Friday, January 16, 2015

An Introduction to the Aggregation Pipeline



Finding Names

This query will find all actors with a name like "stevens"
db.test.find({"actor.displayName":/stevens/i}).pretty()  
and I get back 40 results, with the full tweet for each result:
 /* 0 */  
 {  
   "_id" : ObjectId("54b860e65756612564fbc584"),  
   "body" : "@TheRevAl Rev Cornell is the \"misguided YOUNG kid\" caught n jihadist social media. T. Rice 12, is \"20yr old\" killed b'cuz of toy pellet gun",  
   "retweetCount" : 0,  
   "generator" : {  
     "link" : "http://twitter.com/download/iphone",  
     "displayName" : "Twitter for iPhone"  
   },  
   "twitter_filter_level" : "low",  
   "gnip" : {  
     "klout_score" : 13,  
     "matching_rules" : [   
       {  
         "tag" : "SIDM_10205",  
         "value" : "\"mobile app\" OR \"mobile application\" OR \"Social Commerce\" OR \"Social Media\" OR \"Social Campaign\" OR \"Digital Optimization\" OR \"Digital Analytics\" OR \"Digital Software\" OR \"site optimization\" OR \"conversation optimization\" OR \"B2B Integration\" OR \"B2B enterprises\" OR \"B2b customer\" OR \"B2b purchase\" OR \"product information management\" OR \"web content management\" OR \"order management\" OR \"Campaign Management\" OR \"multichannel attribute\" OR \"multichannel optimization\" OR \"multi-channel attribute\" OR \"Customer Experience\""  
       }  
     ],  
     "language" : {  
       "value" : "en"

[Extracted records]
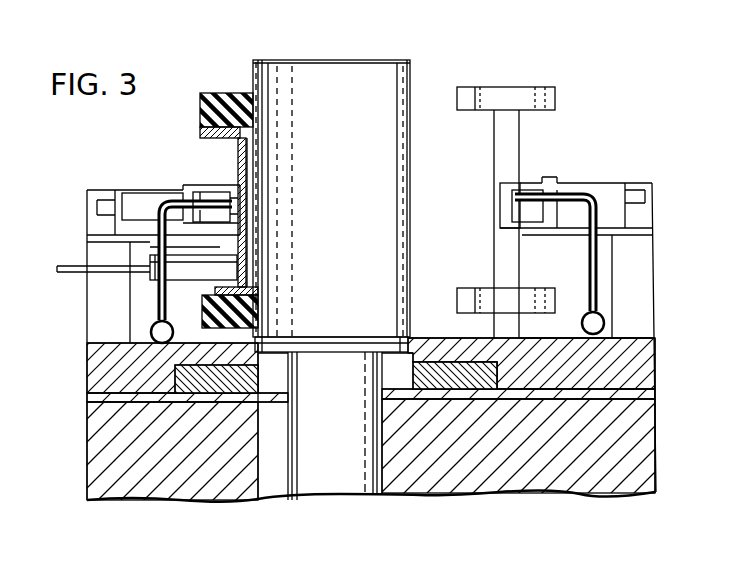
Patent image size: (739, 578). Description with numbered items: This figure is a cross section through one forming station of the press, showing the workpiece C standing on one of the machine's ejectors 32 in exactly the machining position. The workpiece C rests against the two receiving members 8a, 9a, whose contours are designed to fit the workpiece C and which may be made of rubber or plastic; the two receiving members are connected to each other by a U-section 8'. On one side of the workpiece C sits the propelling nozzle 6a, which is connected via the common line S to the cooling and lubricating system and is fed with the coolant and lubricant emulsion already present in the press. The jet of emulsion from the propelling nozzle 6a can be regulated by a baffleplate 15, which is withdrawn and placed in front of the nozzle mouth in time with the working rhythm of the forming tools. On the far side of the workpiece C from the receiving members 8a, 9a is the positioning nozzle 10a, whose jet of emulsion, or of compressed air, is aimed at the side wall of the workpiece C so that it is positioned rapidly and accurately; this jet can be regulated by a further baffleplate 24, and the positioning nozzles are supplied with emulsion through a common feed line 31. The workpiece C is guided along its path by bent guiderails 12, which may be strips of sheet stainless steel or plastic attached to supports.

The workpiece C is at (394, 68).
The receiving member 8a is at (224, 92).
The propelling nozzle 6a is at (180, 195).
The baffleplate 15 is at (232, 200).
The U-section 8' is at (274, 212).
The guiderail 12 is at (500, 86).
The baffleplate 24 is at (500, 190).
The positioning nozzle 10a is at (566, 190).
The common line S is at (150, 343).
The receiving member 9a is at (226, 350).
The ejector 32 is at (372, 424).
The common feed line 31 is at (371, 420).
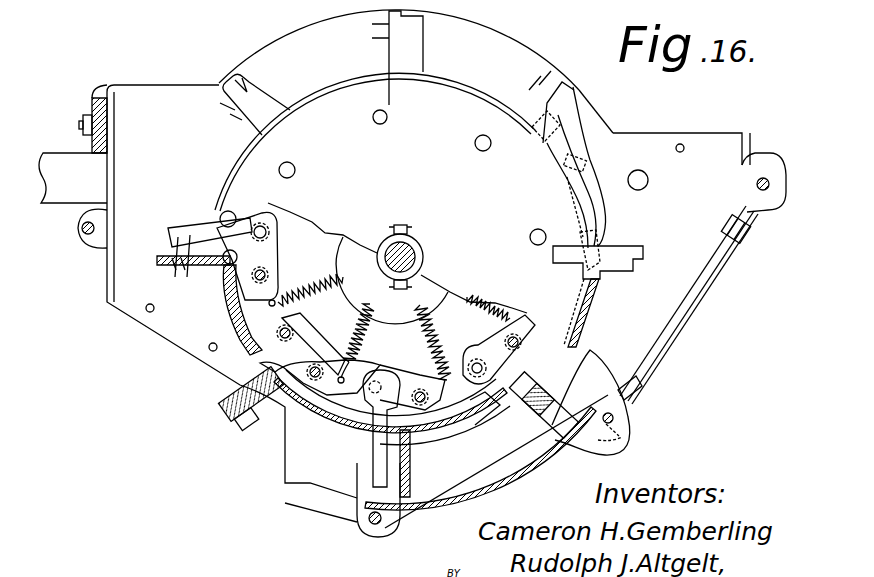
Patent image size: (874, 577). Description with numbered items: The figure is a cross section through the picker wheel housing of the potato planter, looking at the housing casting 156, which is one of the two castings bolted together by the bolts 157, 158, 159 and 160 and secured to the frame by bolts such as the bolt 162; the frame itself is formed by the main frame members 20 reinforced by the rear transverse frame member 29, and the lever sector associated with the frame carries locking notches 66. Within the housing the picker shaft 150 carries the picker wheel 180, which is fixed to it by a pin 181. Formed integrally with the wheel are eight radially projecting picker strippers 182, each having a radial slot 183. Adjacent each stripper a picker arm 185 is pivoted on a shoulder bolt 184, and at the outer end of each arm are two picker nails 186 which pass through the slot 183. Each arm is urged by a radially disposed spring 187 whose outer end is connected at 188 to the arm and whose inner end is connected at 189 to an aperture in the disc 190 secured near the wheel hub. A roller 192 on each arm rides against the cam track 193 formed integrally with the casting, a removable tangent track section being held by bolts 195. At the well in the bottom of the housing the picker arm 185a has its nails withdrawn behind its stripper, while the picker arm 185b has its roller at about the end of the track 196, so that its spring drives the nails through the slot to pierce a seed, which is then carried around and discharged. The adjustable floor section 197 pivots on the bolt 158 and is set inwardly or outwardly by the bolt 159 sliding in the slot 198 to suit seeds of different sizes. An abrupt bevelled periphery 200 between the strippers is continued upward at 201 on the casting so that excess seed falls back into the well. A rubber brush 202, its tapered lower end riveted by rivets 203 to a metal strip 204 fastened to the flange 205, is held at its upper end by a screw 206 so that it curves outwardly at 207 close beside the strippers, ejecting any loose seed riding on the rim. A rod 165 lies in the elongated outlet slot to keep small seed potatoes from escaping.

The main frame member 20 is at (55, 153).
The rear transverse frame member 29 is at (92, 105).
The locking notches 66 is at (735, 228).
The picker shaft 150 is at (423, 257).
The picker wheel housing casting 156 is at (652, 143).
The bolt 157 is at (81, 228).
The bolt 158 is at (374, 524).
The bolt 159 is at (614, 418).
The bolt 160 is at (752, 198).
The bolt 162 is at (260, 97).
The rod 165 is at (712, 270).
The picker wheel 180 is at (374, 124).
The pin 181 is at (397, 225).
The picker stripper 182 is at (157, 262).
The slot 183 is at (173, 265).
The shoulder bolt 184 is at (268, 276).
The picker arm 185 is at (181, 226).
The picker arm 185a is at (403, 473).
The picker arm 185b is at (520, 430).
The picker nails 186 is at (181, 278).
The spring 187 is at (360, 316).
The spring outer end connection 188 is at (230, 320).
The spring inner end connection 189 is at (394, 285).
The disc 190 is at (398, 310).
The roller 192 is at (330, 221).
The cam track 193 is at (349, 398).
The bolts 195 is at (228, 210).
The end of the track 196 is at (471, 402).
The adjustable floor section 197 is at (510, 493).
The slot 198 is at (622, 437).
The bevelled periphery 200 is at (450, 100).
The bevelled continuation 201 is at (518, 62).
The rubber brush 202 is at (562, 146).
The rivets 203 is at (587, 238).
The metal strip 204 is at (578, 290).
The flange 205 is at (589, 311).
The screw 206 is at (582, 167).
The outwardly curved brush portion 207 is at (607, 212).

* BRIEF A *
Summarize the aggregation pipeline post in two sentences.
* BRIEF B *
Output the part of the listing that runs from its start through the line containing "The common feed line 31 is at (371, 420).", copying those lines exactly and leaving out the pictures.
The extracted records have nothing to do with the text.

* WRITTEN ANSWER A *
In a section titled "Finding Names," the post gives a query, db.test.find({"actor.displayName":/stevens/i}).pretty(), that finds all actors with a name like "stevens." The query returns 40 results, each with the full tweet.

* WRITTEN ANSWER B *
Patent image size: (739, 578). Description with numbered items: This figure is a cross section through one forming station of the press, showing the workpiece C standing on one of the machine's ejectors 32 in exactly the machining position. The workpiece C rests against the two receiving members 8a, 9a, whose contours are designed to fit the workpiece C and which may be made of rubber or plastic; the two receiving members are connected to each other by a U-section 8'. On one side of the workpiece C sits the propelling nozzle 6a, which is connected via the common line S to the cooling and lubricating system and is fed with the coolant and lubricant emulsion already present in the press. The jet of emulsion from the propelling nozzle 6a can be regulated by a baffleplate 15, which is withdrawn and placed in front of the nozzle mouth in time with the working rhythm of the forming tools. On the far side of the workpiece C from the receiving members 8a, 9a is the positioning nozzle 10a, whose jet of emulsion, or of compressed air, is aimed at the side wall of the workpiece C so that it is positioned rapidly and accurately; this jet can be regulated by a further baffleplate 24, and the positioning nozzles are supplied with emulsion through a common feed line 31. The workpiece C is guided along its path by bent guiderails 12, which may be strips of sheet stainless steel or plastic attached to supports.

The workpiece C is at (394, 68).
The receiving member 8a is at (224, 92).
The propelling nozzle 6a is at (180, 195).
The baffleplate 15 is at (232, 200).
The U-section 8' is at (274, 212).
The guiderail 12 is at (500, 86).
The baffleplate 24 is at (500, 190).
The positioning nozzle 10a is at (566, 190).
The common line S is at (150, 343).
The receiving member 9a is at (226, 350).
The ejector 32 is at (372, 424).
The common feed line 31 is at (371, 420).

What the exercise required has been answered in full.